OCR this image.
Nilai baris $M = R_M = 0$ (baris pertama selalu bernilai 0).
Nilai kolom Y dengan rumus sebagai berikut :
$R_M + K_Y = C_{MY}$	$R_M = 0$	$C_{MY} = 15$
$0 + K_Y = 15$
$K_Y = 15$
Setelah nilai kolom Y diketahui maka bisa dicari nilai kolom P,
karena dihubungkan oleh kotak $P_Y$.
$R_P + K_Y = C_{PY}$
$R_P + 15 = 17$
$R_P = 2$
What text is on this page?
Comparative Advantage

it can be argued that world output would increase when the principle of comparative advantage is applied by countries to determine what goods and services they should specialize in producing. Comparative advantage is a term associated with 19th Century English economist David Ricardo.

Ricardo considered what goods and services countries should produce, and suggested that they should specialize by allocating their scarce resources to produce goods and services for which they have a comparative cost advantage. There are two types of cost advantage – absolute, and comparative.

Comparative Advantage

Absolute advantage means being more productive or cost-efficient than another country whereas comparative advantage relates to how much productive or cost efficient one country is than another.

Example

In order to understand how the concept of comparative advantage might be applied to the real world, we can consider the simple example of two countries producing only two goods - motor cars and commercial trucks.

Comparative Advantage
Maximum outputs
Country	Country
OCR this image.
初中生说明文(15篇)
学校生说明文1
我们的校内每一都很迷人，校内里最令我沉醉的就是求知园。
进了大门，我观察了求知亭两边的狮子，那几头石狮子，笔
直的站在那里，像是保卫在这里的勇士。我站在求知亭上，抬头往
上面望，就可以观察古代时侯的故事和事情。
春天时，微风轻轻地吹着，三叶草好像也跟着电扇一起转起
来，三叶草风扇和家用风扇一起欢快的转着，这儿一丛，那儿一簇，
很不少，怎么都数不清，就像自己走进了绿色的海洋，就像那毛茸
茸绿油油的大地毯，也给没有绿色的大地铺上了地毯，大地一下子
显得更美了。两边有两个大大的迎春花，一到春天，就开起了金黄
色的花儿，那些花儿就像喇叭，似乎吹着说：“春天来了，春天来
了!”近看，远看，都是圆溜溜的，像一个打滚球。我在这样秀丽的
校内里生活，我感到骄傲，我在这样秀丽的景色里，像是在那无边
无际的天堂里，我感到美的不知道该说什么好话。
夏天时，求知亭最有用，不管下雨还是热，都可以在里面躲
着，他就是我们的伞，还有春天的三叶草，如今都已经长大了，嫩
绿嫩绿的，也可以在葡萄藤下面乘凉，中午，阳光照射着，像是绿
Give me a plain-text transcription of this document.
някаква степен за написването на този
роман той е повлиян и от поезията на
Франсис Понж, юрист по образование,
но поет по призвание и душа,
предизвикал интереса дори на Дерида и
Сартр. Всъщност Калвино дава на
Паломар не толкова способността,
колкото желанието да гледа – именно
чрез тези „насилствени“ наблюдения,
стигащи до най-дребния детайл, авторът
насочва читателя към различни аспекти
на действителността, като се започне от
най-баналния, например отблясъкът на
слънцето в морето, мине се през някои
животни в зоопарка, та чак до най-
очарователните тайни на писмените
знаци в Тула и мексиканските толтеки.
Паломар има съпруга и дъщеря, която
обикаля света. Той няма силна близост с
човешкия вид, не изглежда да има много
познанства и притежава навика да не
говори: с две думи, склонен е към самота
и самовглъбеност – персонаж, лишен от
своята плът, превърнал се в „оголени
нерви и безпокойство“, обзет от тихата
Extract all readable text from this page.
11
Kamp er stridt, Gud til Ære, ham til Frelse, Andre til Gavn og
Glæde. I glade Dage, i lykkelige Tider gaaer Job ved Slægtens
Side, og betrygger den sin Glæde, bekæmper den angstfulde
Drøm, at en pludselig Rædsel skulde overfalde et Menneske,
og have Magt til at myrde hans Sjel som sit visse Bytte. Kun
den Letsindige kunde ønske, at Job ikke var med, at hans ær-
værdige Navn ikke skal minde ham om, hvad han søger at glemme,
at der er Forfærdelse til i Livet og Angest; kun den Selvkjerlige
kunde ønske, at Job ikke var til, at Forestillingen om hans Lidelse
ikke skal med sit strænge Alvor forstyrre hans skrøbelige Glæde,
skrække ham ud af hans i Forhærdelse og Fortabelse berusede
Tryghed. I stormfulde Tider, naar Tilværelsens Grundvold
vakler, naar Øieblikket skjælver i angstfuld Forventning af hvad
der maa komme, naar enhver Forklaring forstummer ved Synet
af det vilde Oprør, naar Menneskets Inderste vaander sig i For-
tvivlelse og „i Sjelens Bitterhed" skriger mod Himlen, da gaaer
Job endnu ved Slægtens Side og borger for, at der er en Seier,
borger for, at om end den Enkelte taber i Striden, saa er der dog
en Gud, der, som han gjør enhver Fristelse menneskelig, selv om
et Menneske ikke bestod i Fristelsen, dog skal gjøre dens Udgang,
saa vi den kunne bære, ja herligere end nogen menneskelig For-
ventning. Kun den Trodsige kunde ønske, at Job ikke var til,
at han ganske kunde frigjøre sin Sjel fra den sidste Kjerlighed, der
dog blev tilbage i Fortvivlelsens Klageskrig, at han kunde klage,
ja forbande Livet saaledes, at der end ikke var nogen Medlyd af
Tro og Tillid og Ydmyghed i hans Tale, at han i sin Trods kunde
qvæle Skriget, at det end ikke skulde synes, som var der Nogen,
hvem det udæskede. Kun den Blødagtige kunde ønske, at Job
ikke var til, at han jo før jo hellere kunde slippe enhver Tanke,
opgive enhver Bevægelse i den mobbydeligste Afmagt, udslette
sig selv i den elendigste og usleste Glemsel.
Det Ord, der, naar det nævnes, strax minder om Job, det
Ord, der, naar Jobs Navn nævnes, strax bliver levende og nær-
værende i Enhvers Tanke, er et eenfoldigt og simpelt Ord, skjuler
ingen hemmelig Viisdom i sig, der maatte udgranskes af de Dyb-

Task details ->
From the entries above, select each line containing the string "this".

Exercise response ->
OCR this image.
What text is on this page?
OCR this image.
Give me a plain-text transcription of this document.
Extract all readable text from this page.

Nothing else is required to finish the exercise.